* _GIVEN EXERCISE_: Leave out the images and repeat the listing below without a single change.

Recorded data
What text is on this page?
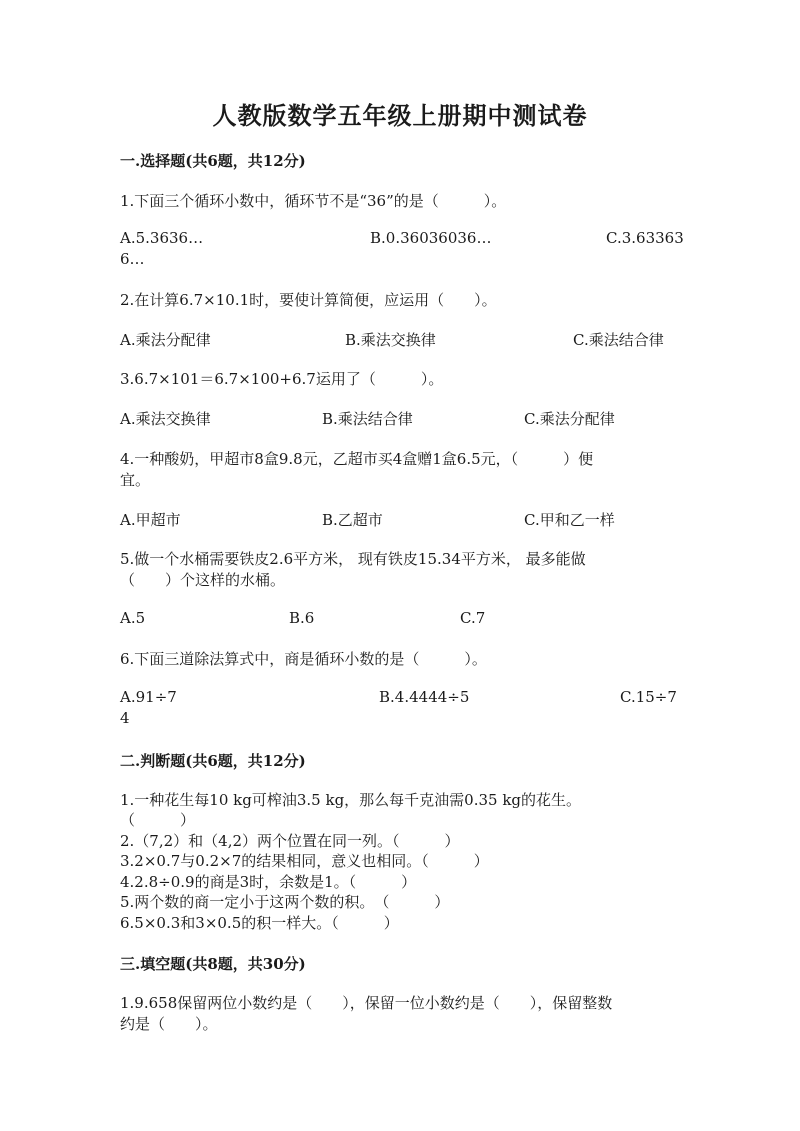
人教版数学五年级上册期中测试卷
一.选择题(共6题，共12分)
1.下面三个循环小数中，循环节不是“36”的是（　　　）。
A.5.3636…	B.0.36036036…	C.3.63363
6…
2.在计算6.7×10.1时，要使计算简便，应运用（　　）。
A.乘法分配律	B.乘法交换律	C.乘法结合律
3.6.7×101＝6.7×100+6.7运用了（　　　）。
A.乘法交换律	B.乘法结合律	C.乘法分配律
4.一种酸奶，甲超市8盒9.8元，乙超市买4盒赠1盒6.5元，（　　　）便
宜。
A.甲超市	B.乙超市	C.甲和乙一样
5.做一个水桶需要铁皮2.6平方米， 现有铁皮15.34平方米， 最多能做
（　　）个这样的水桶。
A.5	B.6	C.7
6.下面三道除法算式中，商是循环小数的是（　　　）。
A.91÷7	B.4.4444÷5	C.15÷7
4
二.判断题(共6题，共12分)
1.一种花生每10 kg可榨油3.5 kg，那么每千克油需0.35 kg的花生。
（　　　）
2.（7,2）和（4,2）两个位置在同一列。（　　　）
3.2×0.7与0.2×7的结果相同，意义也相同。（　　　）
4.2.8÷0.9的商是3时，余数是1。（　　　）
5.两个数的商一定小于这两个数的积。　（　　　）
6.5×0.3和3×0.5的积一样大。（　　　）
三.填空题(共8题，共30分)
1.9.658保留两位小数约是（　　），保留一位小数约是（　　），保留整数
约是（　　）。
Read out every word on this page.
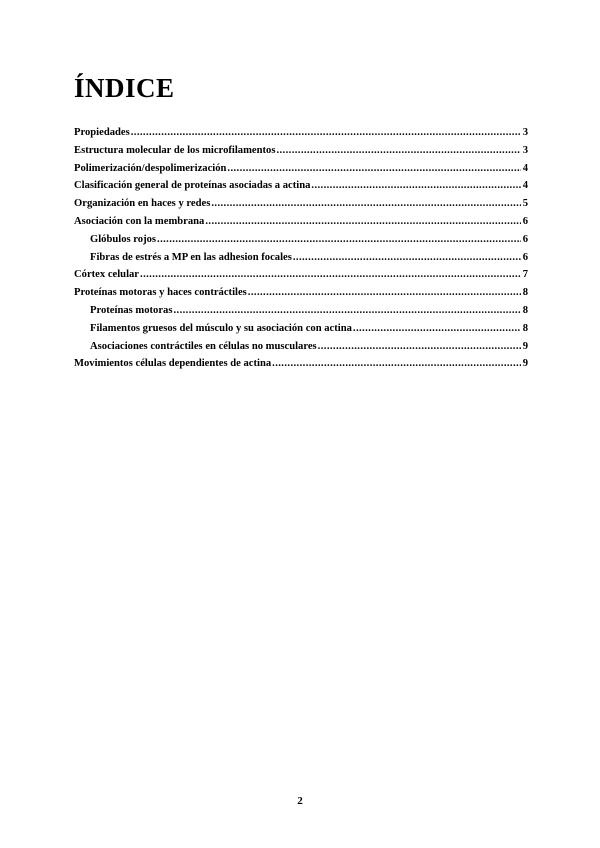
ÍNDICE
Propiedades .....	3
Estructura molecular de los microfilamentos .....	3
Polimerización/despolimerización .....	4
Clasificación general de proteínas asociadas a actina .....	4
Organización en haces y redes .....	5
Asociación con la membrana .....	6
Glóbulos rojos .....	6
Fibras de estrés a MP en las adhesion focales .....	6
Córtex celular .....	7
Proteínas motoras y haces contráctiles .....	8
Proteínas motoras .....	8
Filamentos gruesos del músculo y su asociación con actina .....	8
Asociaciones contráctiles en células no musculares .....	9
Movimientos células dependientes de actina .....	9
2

* _FINISHED TASK_:
What text is on this page?
人教版数学五年级上册期中测试卷
一.选择题(共6题，共12分)
1.下面三个循环小数中，循环节不是“36”的是（　　　）。
A.5.3636…	B.0.36036036…	C.3.63363
6…
2.在计算6.7×10.1时，要使计算简便，应运用（　　）。
A.乘法分配律	B.乘法交换律	C.乘法结合律
3.6.7×101＝6.7×100+6.7运用了（　　　）。
A.乘法交换律	B.乘法结合律	C.乘法分配律
4.一种酸奶，甲超市8盒9.8元，乙超市买4盒赠1盒6.5元，（　　　）便
宜。
A.甲超市	B.乙超市	C.甲和乙一样
5.做一个水桶需要铁皮2.6平方米， 现有铁皮15.34平方米， 最多能做
（　　）个这样的水桶。
A.5	B.6	C.7
6.下面三道除法算式中，商是循环小数的是（　　　）。
A.91÷7	B.4.4444÷5	C.15÷7
4
二.判断题(共6题，共12分)
1.一种花生每10 kg可榨油3.5 kg，那么每千克油需0.35 kg的花生。
（　　　）
2.（7,2）和（4,2）两个位置在同一列。（　　　）
3.2×0.7与0.2×7的结果相同，意义也相同。（　　　）
4.2.8÷0.9的商是3时，余数是1。（　　　）
5.两个数的商一定小于这两个数的积。　（　　　）
6.5×0.3和3×0.5的积一样大。（　　　）
三.填空题(共8题，共30分)
1.9.658保留两位小数约是（　　），保留一位小数约是（　　），保留整数
约是（　　）。
Read out every word on this page.
ÍNDICE
Propiedades .....	3
Estructura molecular de los microfilamentos .....	3
Polimerización/despolimerización .....	4
Clasificación general de proteínas asociadas a actina .....	4
Organización en haces y redes .....	5
Asociación con la membrana .....	6
Glóbulos rojos .....	6
Fibras de estrés a MP en las adhesion focales .....	6
Córtex celular .....	7
Proteínas motoras y haces contráctiles .....	8
Proteínas motoras .....	8
Filamentos gruesos del músculo y su asociación con actina .....	8
Asociaciones contráctiles en células no musculares .....	9
Movimientos células dependientes de actina .....	9
2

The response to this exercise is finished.